** START Provided information **

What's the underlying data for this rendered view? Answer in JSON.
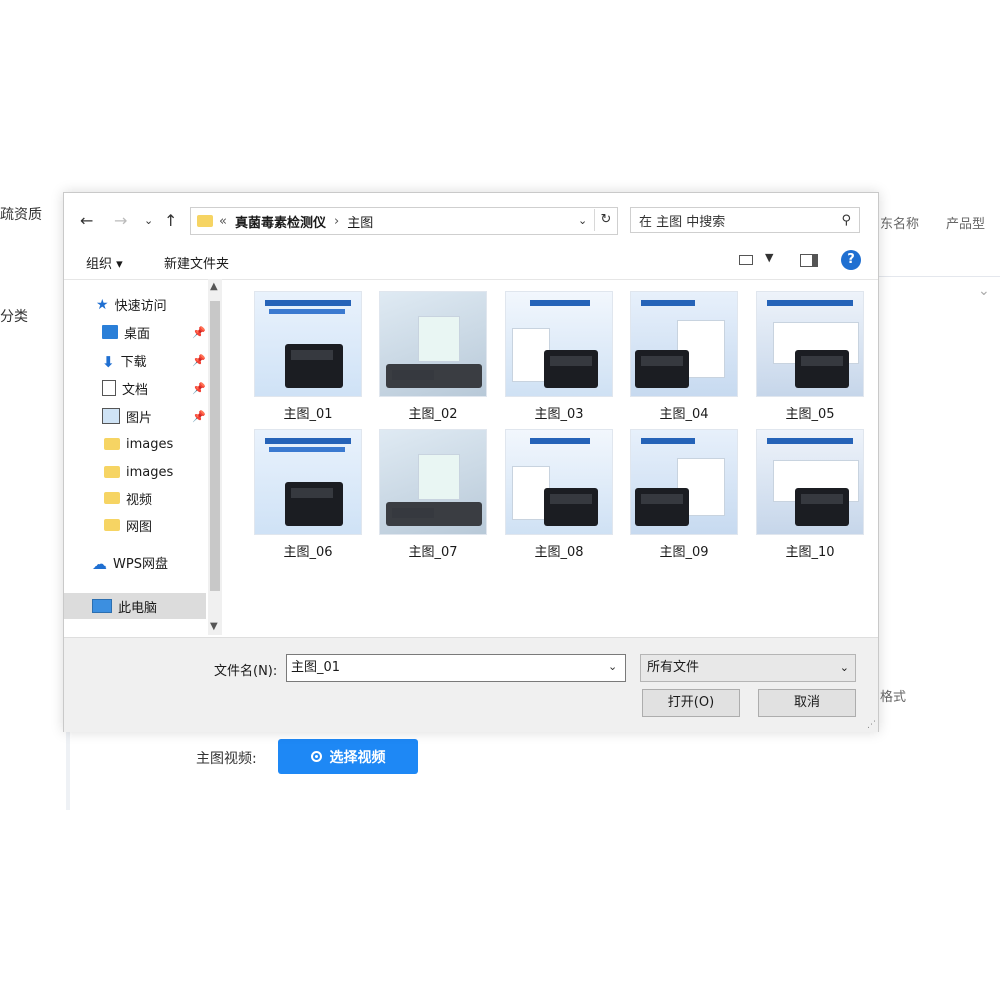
{
  "background": {
    "left_labels": [
      "疏资质",
      "分类"
    ],
    "right_texts": [
      "东名称",
      "产品型",
      "格式"
    ],
    "video_label": "主图视频:",
    "video_button": "选择视频"
  },
  "dialog": {
    "breadcrumb": [
      "«",
      "真菌毒素检测仪",
      "›",
      "主图"
    ],
    "search_placeholder": "在 主图 中搜索",
    "toolbar": {
      "organize": "组织 ▾",
      "new_folder": "新建文件夹"
    },
    "nav": [
      {
        "label": "快速访问",
        "icon": "star-icon"
      },
      {
        "label": "桌面",
        "icon": "desktop-icon",
        "pinned": true
      },
      {
        "label": "下载",
        "icon": "download-icon",
        "pinned": true
      },
      {
        "label": "文档",
        "icon": "document-icon",
        "pinned": true
      },
      {
        "label": "图片",
        "icon": "pictures-icon",
        "pinned": true
      },
      {
        "label": "images",
        "icon": "folder-icon"
      },
      {
        "label": "images",
        "icon": "folder-icon"
      },
      {
        "label": "视频",
        "icon": "folder-icon"
      },
      {
        "label": "网图",
        "icon": "folder-icon"
      },
      {
        "label": "WPS网盘",
        "icon": "cloud-icon"
      },
      {
        "label": "此电脑",
        "icon": "computer-icon",
        "selected": true
      }
    ],
    "files": [
      "主图_01",
      "主图_02",
      "主图_03",
      "主图_04",
      "主图_05",
      "主图_06",
      "主图_07",
      "主图_08",
      "主图_09",
      "主图_10"
    ],
    "filename_label": "文件名(N):",
    "filename_value": "主图_01",
    "file_type": "所有文件",
    "open_button": "打开(O)",
    "cancel_button": "取消"
  },
  "colors": {
    "accent": "#1e88f5",
    "folder": "#f6d463",
    "help": "#1f6fd1"
  }
}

** END Provided information **

§ **Given request**
Copy the material exactly. Do not include the pictures.

§ **Full answer**
What's the underlying data for this rendered view? Answer in JSON.
{
  "background": {
    "left_labels": [
      "疏资质",
      "分类"
    ],
    "right_texts": [
      "东名称",
      "产品型",
      "格式"
    ],
    "video_label": "主图视频:",
    "video_button": "选择视频"
  },
  "dialog": {
    "breadcrumb": [
      "«",
      "真菌毒素检测仪",
      "›",
      "主图"
    ],
    "search_placeholder": "在 主图 中搜索",
    "toolbar": {
      "organize": "组织 ▾",
      "new_folder": "新建文件夹"
    },
    "nav": [
      {
        "label": "快速访问",
        "icon": "star-icon"
      },
      {
        "label": "桌面",
        "icon": "desktop-icon",
        "pinned": true
      },
      {
        "label": "下载",
        "icon": "download-icon",
        "pinned": true
      },
      {
        "label": "文档",
        "icon": "document-icon",
        "pinned": true
      },
      {
        "label": "图片",
        "icon": "pictures-icon",
        "pinned": true
      },
      {
        "label": "images",
        "icon": "folder-icon"
      },
      {
        "label": "images",
        "icon": "folder-icon"
      },
      {
        "label": "视频",
        "icon": "folder-icon"
      },
      {
        "label": "网图",
        "icon": "folder-icon"
      },
      {
        "label": "WPS网盘",
        "icon": "cloud-icon"
      },
      {
        "label": "此电脑",
        "icon": "computer-icon",
        "selected": true
      }
    ],
    "files": [
      "主图_01",
      "主图_02",
      "主图_03",
      "主图_04",
      "主图_05",
      "主图_06",
      "主图_07",
      "主图_08",
      "主图_09",
      "主图_10"
    ],
    "filename_label": "文件名(N):",
    "filename_value": "主图_01",
    "file_type": "所有文件",
    "open_button": "打开(O)",
    "cancel_button": "取消"
  },
  "colors": {
    "accent": "#1e88f5",
    "folder": "#f6d463",
    "help": "#1f6fd1"
  }
}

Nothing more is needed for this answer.